• REQUIRED TASK: Write the material out again, line by line, exactly as it is.

Records contained in a dataset:

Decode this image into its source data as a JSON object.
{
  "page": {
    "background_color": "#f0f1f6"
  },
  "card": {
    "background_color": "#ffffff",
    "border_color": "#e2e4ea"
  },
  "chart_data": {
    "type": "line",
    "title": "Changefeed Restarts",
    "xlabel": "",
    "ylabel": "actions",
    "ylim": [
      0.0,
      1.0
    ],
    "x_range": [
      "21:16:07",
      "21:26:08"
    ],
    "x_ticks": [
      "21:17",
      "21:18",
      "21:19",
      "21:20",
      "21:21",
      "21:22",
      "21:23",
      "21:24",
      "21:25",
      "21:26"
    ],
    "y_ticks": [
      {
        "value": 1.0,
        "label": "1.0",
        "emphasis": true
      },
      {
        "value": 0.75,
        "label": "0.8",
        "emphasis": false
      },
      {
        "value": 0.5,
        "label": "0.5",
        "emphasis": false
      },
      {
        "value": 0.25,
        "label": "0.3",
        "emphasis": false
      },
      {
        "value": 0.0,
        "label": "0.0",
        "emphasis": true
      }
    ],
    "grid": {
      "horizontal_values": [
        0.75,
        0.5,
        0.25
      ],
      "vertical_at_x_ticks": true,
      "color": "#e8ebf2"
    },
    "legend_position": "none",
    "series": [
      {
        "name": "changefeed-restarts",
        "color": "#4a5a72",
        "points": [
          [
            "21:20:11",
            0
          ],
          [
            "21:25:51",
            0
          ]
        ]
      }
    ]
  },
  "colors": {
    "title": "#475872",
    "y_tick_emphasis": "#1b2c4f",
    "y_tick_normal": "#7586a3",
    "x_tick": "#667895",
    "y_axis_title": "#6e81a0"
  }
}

• COMPLETED TASK:
Decode this image into its source data as a JSON object.
{
  "page": {
    "background_color": "#f0f1f6"
  },
  "card": {
    "background_color": "#ffffff",
    "border_color": "#e2e4ea"
  },
  "chart_data": {
    "type": "line",
    "title": "Changefeed Restarts",
    "xlabel": "",
    "ylabel": "actions",
    "ylim": [
      0.0,
      1.0
    ],
    "x_range": [
      "21:16:07",
      "21:26:08"
    ],
    "x_ticks": [
      "21:17",
      "21:18",
      "21:19",
      "21:20",
      "21:21",
      "21:22",
      "21:23",
      "21:24",
      "21:25",
      "21:26"
    ],
    "y_ticks": [
      {
        "value": 1.0,
        "label": "1.0",
        "emphasis": true
      },
      {
        "value": 0.75,
        "label": "0.8",
        "emphasis": false
      },
      {
        "value": 0.5,
        "label": "0.5",
        "emphasis": false
      },
      {
        "value": 0.25,
        "label": "0.3",
        "emphasis": false
      },
      {
        "value": 0.0,
        "label": "0.0",
        "emphasis": true
      }
    ],
    "grid": {
      "horizontal_values": [
        0.75,
        0.5,
        0.25
      ],
      "vertical_at_x_ticks": true,
      "color": "#e8ebf2"
    },
    "legend_position": "none",
    "series": [
      {
        "name": "changefeed-restarts",
        "color": "#4a5a72",
        "points": [
          [
            "21:20:11",
            0
          ],
          [
            "21:25:51",
            0
          ]
        ]
      }
    ]
  },
  "colors": {
    "title": "#475872",
    "y_tick_emphasis": "#1b2c4f",
    "y_tick_normal": "#7586a3",
    "x_tick": "#667895",
    "y_axis_title": "#6e81a0"
  }
}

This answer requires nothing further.